* BEGIN AVAILABLE DATA *

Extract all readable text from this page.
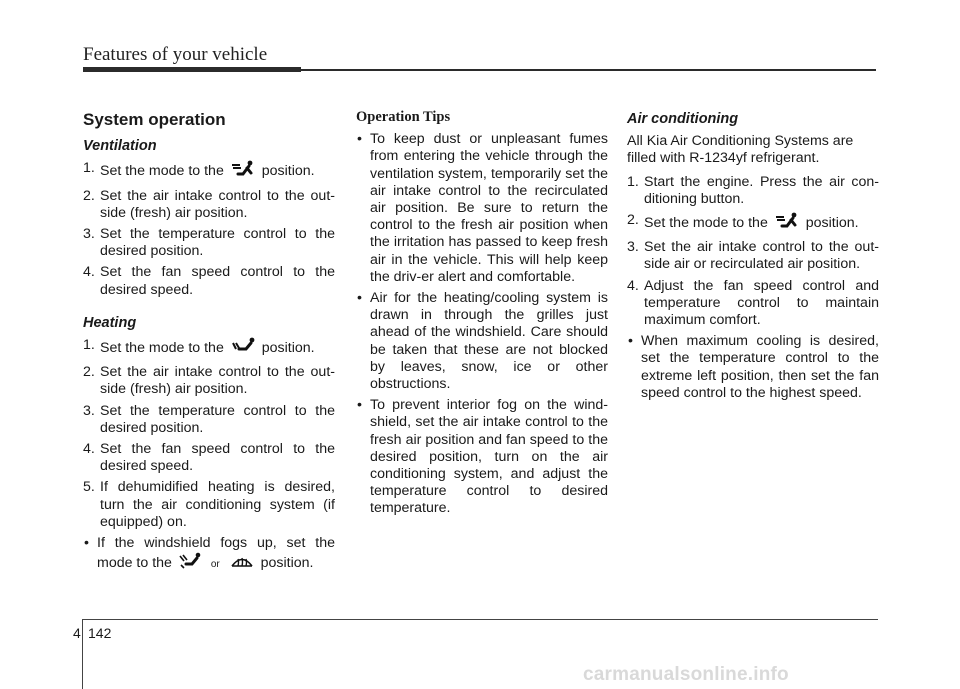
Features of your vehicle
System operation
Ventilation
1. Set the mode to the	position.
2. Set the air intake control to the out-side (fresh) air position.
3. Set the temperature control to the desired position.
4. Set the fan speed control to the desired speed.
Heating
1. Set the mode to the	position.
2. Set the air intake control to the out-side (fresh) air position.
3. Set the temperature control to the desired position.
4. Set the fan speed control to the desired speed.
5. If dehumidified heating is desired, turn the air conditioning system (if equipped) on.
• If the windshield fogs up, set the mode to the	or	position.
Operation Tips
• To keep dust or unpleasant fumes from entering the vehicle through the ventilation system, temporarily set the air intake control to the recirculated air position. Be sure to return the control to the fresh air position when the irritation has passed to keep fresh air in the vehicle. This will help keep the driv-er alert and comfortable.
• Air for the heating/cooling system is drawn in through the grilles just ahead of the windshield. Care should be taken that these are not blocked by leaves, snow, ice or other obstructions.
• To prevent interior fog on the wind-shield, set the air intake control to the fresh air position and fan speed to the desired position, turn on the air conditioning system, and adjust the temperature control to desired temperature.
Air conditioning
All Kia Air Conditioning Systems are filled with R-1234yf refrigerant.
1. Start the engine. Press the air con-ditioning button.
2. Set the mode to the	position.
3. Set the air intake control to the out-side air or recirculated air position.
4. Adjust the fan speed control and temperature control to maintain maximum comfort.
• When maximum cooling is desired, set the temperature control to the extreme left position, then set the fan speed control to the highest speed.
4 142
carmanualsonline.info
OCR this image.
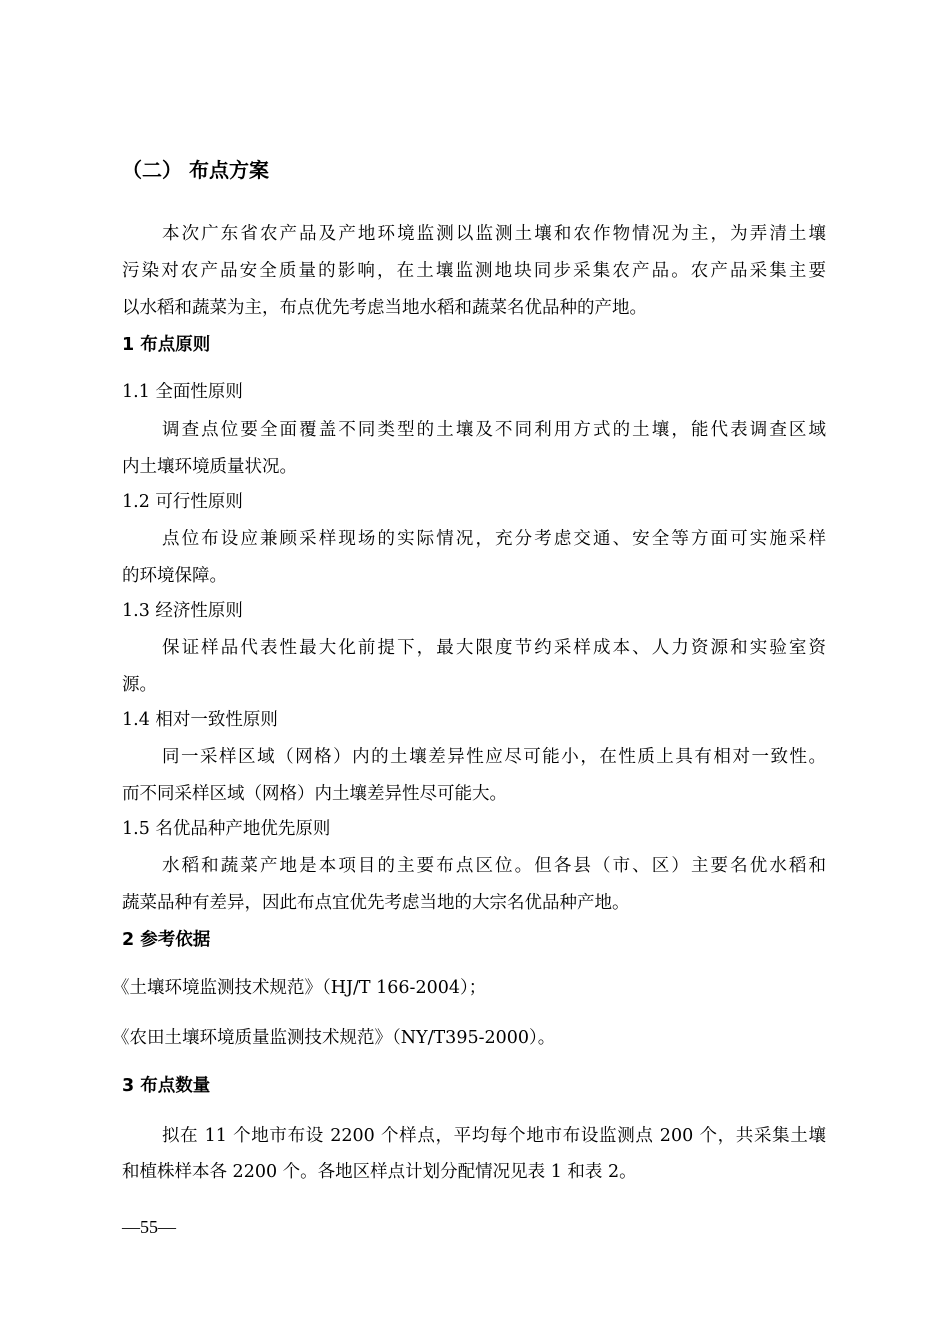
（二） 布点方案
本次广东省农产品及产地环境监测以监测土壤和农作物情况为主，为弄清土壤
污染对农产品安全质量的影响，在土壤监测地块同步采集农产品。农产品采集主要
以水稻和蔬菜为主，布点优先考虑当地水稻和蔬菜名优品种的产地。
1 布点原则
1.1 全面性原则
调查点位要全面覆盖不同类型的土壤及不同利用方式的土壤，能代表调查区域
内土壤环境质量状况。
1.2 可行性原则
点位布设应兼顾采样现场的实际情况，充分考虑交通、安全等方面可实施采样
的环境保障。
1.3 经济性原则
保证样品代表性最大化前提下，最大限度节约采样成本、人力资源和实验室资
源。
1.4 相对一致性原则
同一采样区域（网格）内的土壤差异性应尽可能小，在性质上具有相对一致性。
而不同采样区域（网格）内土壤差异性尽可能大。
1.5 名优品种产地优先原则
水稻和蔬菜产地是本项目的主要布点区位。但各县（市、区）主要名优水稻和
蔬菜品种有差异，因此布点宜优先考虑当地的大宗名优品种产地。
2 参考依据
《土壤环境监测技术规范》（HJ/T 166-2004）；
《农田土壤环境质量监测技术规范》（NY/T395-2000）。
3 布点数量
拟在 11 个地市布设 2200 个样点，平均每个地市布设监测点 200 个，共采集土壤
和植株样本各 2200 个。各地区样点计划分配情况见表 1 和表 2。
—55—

* END AVAILABLE DATA *

● EXERCISE PROMPT
Look for lines containing the string "fresh" and copy them all.

● ANSWER FOR THIS EXERCISE
2. Set the air intake control to the out-side (fresh) air position.
2. Set the air intake control to the out-side (fresh) air position.
• To keep dust or unpleasant fumes from entering the vehicle through the ventilation system, temporarily set the air intake control to the recirculated air position. Be sure to return the control to the fresh air position when the irritation has passed to keep fresh air in the vehicle. This will help keep the driv-er alert and comfortable.
• To prevent interior fog on the wind-shield, set the air intake control to the fresh air position and fan speed to the desired position, turn on the air conditioning system, and adjust the temperature control to desired temperature.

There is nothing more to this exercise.